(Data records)
##############################

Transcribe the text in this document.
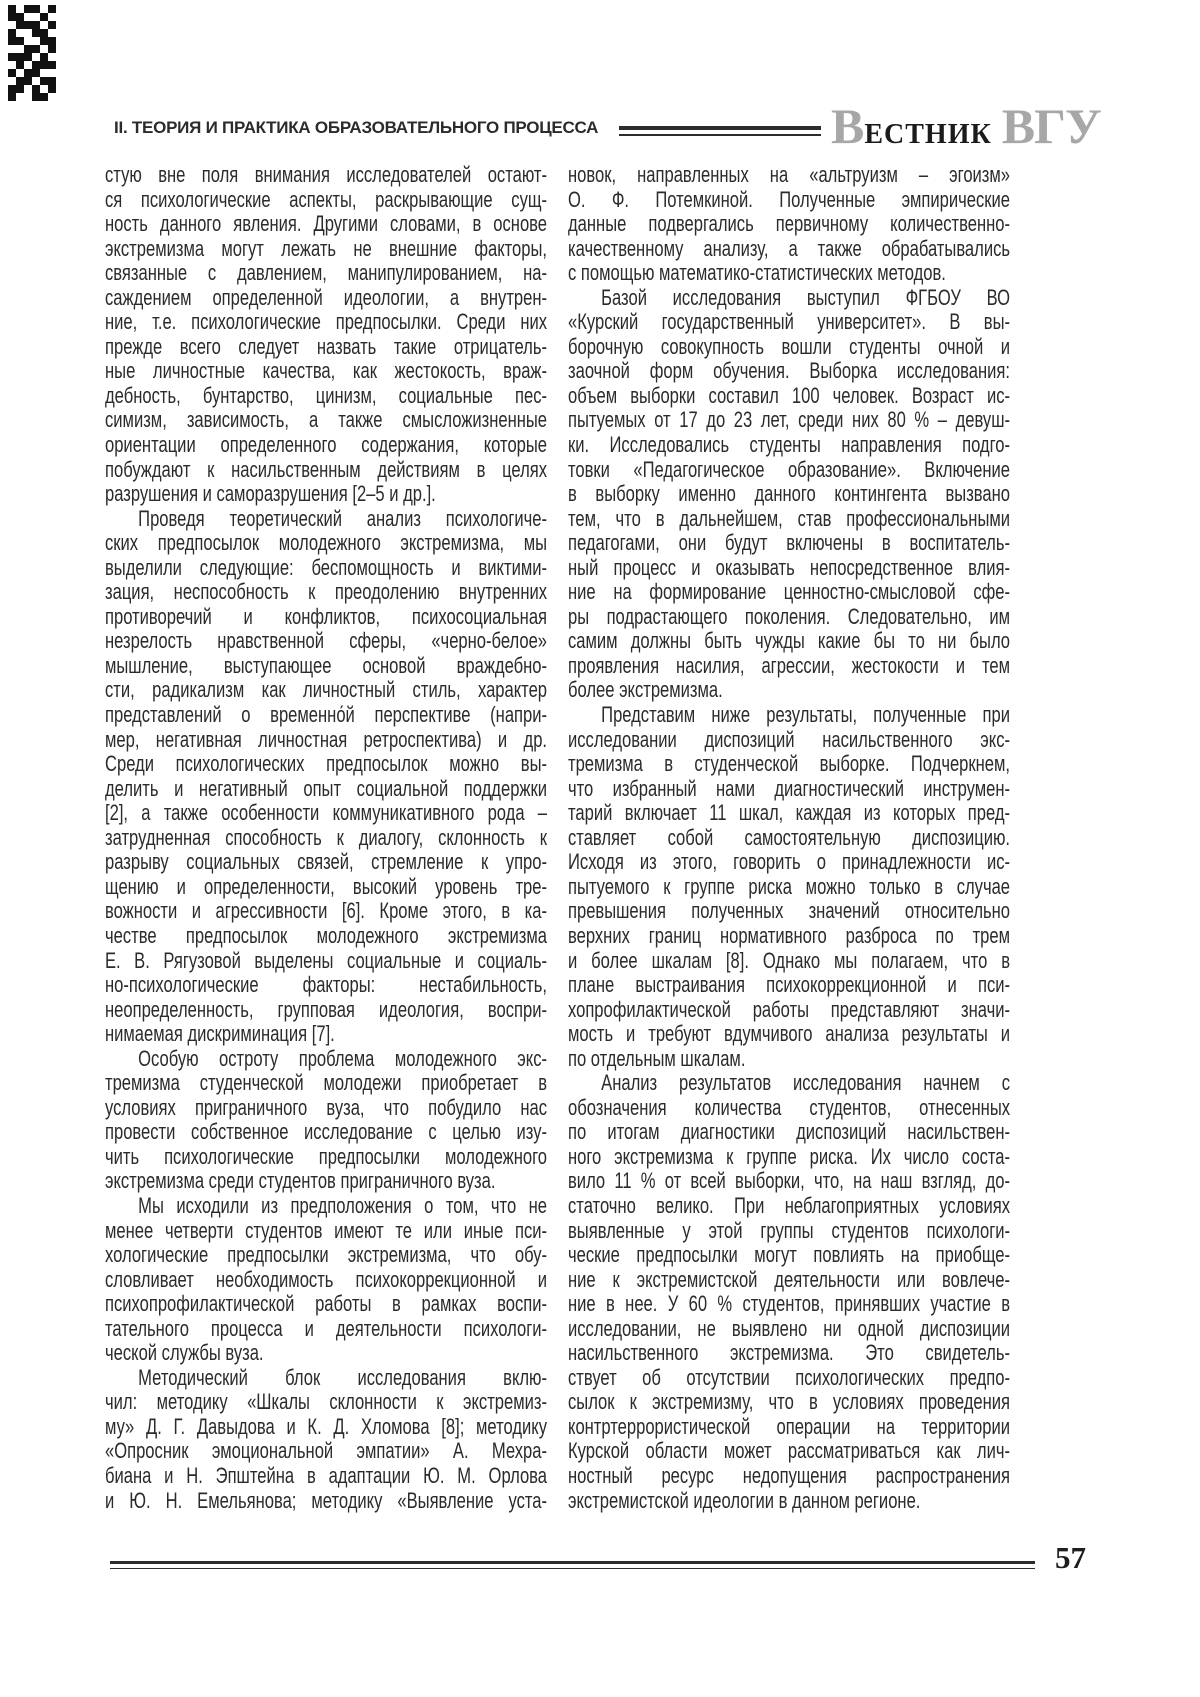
II. ТЕОРИЯ И ПРАКТИКА ОБРАЗОВАТЕЛЬНОГО ПРОЦЕССА	ВЕСТНИК ВГУ
стую вне поля внимания исследователей остают-
ся психологические аспекты, раскрывающие сущ-
ность данного явления. Другими словами, в основе
экстремизма могут лежать не внешние факторы,
связанные с давлением, манипулированием, на-
саждением определенной идеологии, а внутрен-
ние, т.е. психологические предпосылки. Среди них
прежде всего следует назвать такие отрицатель-
ные личностные качества, как жестокость, враж-
дебность, бунтарство, цинизм, социальные пес-
симизм, зависимость, а также смысложизненные
ориентации определенного содержания, которые
побуждают к насильственным действиям в целях
разрушения и саморазрушения [2–5 и др.].
Проведя теоретический анализ психологиче-
ских предпосылок молодежного экстремизма, мы
выделили следующие: беспомощность и виктими-
зация, неспособность к преодолению внутренних
противоречий и конфликтов, психосоциальная
незрелость нравственной сферы, «черно-белое»
мышление, выступающее основой враждебно-
сти, радикализм как личностный стиль, характер
представлений о временно́й перспективе (напри-
мер, негативная личностная ретроспектива) и др.
Среди психологических предпосылок можно вы-
делить и негативный опыт социальной поддержки
[2], а также особенности коммуникативного рода –
затрудненная способность к диалогу, склонность к
разрыву социальных связей, стремление к упро-
щению и определенности, высокий уровень тре-
вожности и агрессивности [6]. Кроме этого, в ка-
честве предпосылок молодежного экстремизма
Е. В. Рягузовой выделены социальные и социаль-
но-психологические факторы: нестабильность,
неопределенность, групповая идеология, воспри-
нимаемая дискриминация [7].
Особую остроту проблема молодежного экс-
тремизма студенческой молодежи приобретает в
условиях приграничного вуза, что побудило нас
провести собственное исследование с целью изу-
чить психологические предпосылки молодежного
экстремизма среди студентов приграничного вуза.
Мы исходили из предположения о том, что не
менее четверти студентов имеют те или иные пси-
хологические предпосылки экстремизма, что обу-
словливает необходимость психокоррекционной и
психопрофилактической работы в рамках воспи-
тательного процесса и деятельности психологи-
ческой службы вуза.
Методический блок исследования вклю-
чил: методику «Шкалы склонности к экстремиз-
му» Д. Г. Давыдова и К. Д. Хломова [8]; методику
«Опросник эмоциональной эмпатии» А. Мехра-
биана и Н. Эпштейна в адаптации Ю. М. Орлова
и Ю. Н. Емельянова; методику «Выявление уста-
новок, направленных на «альтруизм – эгоизм»
О. Ф. Потемкиной. Полученные эмпирические
данные подвергались первичному количественно-
качественному анализу, а также обрабатывались
с помощью математико-статистических методов.
Базой исследования выступил ФГБОУ ВО
«Курский государственный университет». В вы-
борочную совокупность вошли студенты очной и
заочной форм обучения. Выборка исследования:
объем выборки составил 100 человек. Возраст ис-
пытуемых от 17 до 23 лет, среди них 80 % – девуш-
ки. Исследовались студенты направления подго-
товки «Педагогическое образование». Включение
в выборку именно данного контингента вызвано
тем, что в дальнейшем, став профессиональными
педагогами, они будут включены в воспитатель-
ный процесс и оказывать непосредственное влия-
ние на формирование ценностно-смысловой сфе-
ры подрастающего поколения. Следовательно, им
самим должны быть чужды какие бы то ни было
проявления насилия, агрессии, жестокости и тем
более экстремизма.
Представим ниже результаты, полученные при
исследовании диспозиций насильственного экс-
тремизма в студенческой выборке. Подчеркнем,
что избранный нами диагностический инструмен-
тарий включает 11 шкал, каждая из которых пред-
ставляет собой самостоятельную диспозицию.
Исходя из этого, говорить о принадлежности ис-
пытуемого к группе риска можно только в случае
превышения полученных значений относительно
верхних границ нормативного разброса по трем
и более шкалам [8]. Однако мы полагаем, что в
плане выстраивания психокоррекционной и пси-
хопрофилактической работы представляют значи-
мость и требуют вдумчивого анализа результаты и
по отдельным шкалам.
Анализ результатов исследования начнем с
обозначения количества студентов, отнесенных
по итогам диагностики диспозиций насильствен-
ного экстремизма к группе риска. Их число соста-
вило 11 % от всей выборки, что, на наш взгляд, до-
статочно велико. При неблагоприятных условиях
выявленные у этой группы студентов психологи-
ческие предпосылки могут повлиять на приобще-
ние к экстремистской деятельности или вовлече-
ние в нее. У 60 % студентов, принявших участие в
исследовании, не выявлено ни одной диспозиции
насильственного экстремизма. Это свидетель-
ствует об отсутствии психологических предпо-
сылок к экстремизму, что в условиях проведения
контртеррористической операции на территории
Курской области может рассматриваться как лич-
ностный ресурс недопущения распространения
экстремистской идеологии в данном регионе.
57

##############################

> _WHAT YOU SHOULD DO_
Reproduce the records above exactly, leaving out every picture they contain.

> _FULL SOLUTION_
Transcribe the text in this document.
II. ТЕОРИЯ И ПРАКТИКА ОБРАЗОВАТЕЛЬНОГО ПРОЦЕССА	ВЕСТНИК ВГУ
стую вне поля внимания исследователей остают-
ся психологические аспекты, раскрывающие сущ-
ность данного явления. Другими словами, в основе
экстремизма могут лежать не внешние факторы,
связанные с давлением, манипулированием, на-
саждением определенной идеологии, а внутрен-
ние, т.е. психологические предпосылки. Среди них
прежде всего следует назвать такие отрицатель-
ные личностные качества, как жестокость, враж-
дебность, бунтарство, цинизм, социальные пес-
симизм, зависимость, а также смысложизненные
ориентации определенного содержания, которые
побуждают к насильственным действиям в целях
разрушения и саморазрушения [2–5 и др.].
Проведя теоретический анализ психологиче-
ских предпосылок молодежного экстремизма, мы
выделили следующие: беспомощность и виктими-
зация, неспособность к преодолению внутренних
противоречий и конфликтов, психосоциальная
незрелость нравственной сферы, «черно-белое»
мышление, выступающее основой враждебно-
сти, радикализм как личностный стиль, характер
представлений о временно́й перспективе (напри-
мер, негативная личностная ретроспектива) и др.
Среди психологических предпосылок можно вы-
делить и негативный опыт социальной поддержки
[2], а также особенности коммуникативного рода –
затрудненная способность к диалогу, склонность к
разрыву социальных связей, стремление к упро-
щению и определенности, высокий уровень тре-
вожности и агрессивности [6]. Кроме этого, в ка-
честве предпосылок молодежного экстремизма
Е. В. Рягузовой выделены социальные и социаль-
но-психологические факторы: нестабильность,
неопределенность, групповая идеология, воспри-
нимаемая дискриминация [7].
Особую остроту проблема молодежного экс-
тремизма студенческой молодежи приобретает в
условиях приграничного вуза, что побудило нас
провести собственное исследование с целью изу-
чить психологические предпосылки молодежного
экстремизма среди студентов приграничного вуза.
Мы исходили из предположения о том, что не
менее четверти студентов имеют те или иные пси-
хологические предпосылки экстремизма, что обу-
словливает необходимость психокоррекционной и
психопрофилактической работы в рамках воспи-
тательного процесса и деятельности психологи-
ческой службы вуза.
Методический блок исследования вклю-
чил: методику «Шкалы склонности к экстремиз-
му» Д. Г. Давыдова и К. Д. Хломова [8]; методику
«Опросник эмоциональной эмпатии» А. Мехра-
биана и Н. Эпштейна в адаптации Ю. М. Орлова
и Ю. Н. Емельянова; методику «Выявление уста-
новок, направленных на «альтруизм – эгоизм»
О. Ф. Потемкиной. Полученные эмпирические
данные подвергались первичному количественно-
качественному анализу, а также обрабатывались
с помощью математико-статистических методов.
Базой исследования выступил ФГБОУ ВО
«Курский государственный университет». В вы-
борочную совокупность вошли студенты очной и
заочной форм обучения. Выборка исследования:
объем выборки составил 100 человек. Возраст ис-
пытуемых от 17 до 23 лет, среди них 80 % – девуш-
ки. Исследовались студенты направления подго-
товки «Педагогическое образование». Включение
в выборку именно данного контингента вызвано
тем, что в дальнейшем, став профессиональными
педагогами, они будут включены в воспитатель-
ный процесс и оказывать непосредственное влия-
ние на формирование ценностно-смысловой сфе-
ры подрастающего поколения. Следовательно, им
самим должны быть чужды какие бы то ни было
проявления насилия, агрессии, жестокости и тем
более экстремизма.
Представим ниже результаты, полученные при
исследовании диспозиций насильственного экс-
тремизма в студенческой выборке. Подчеркнем,
что избранный нами диагностический инструмен-
тарий включает 11 шкал, каждая из которых пред-
ставляет собой самостоятельную диспозицию.
Исходя из этого, говорить о принадлежности ис-
пытуемого к группе риска можно только в случае
превышения полученных значений относительно
верхних границ нормативного разброса по трем
и более шкалам [8]. Однако мы полагаем, что в
плане выстраивания психокоррекционной и пси-
хопрофилактической работы представляют значи-
мость и требуют вдумчивого анализа результаты и
по отдельным шкалам.
Анализ результатов исследования начнем с
обозначения количества студентов, отнесенных
по итогам диагностики диспозиций насильствен-
ного экстремизма к группе риска. Их число соста-
вило 11 % от всей выборки, что, на наш взгляд, до-
статочно велико. При неблагоприятных условиях
выявленные у этой группы студентов психологи-
ческие предпосылки могут повлиять на приобще-
ние к экстремистской деятельности или вовлече-
ние в нее. У 60 % студентов, принявших участие в
исследовании, не выявлено ни одной диспозиции
насильственного экстремизма. Это свидетель-
ствует об отсутствии психологических предпо-
сылок к экстремизму, что в условиях проведения
контртеррористической операции на территории
Курской области может рассматриваться как лич-
ностный ресурс недопущения распространения
экстремистской идеологии в данном регионе.
57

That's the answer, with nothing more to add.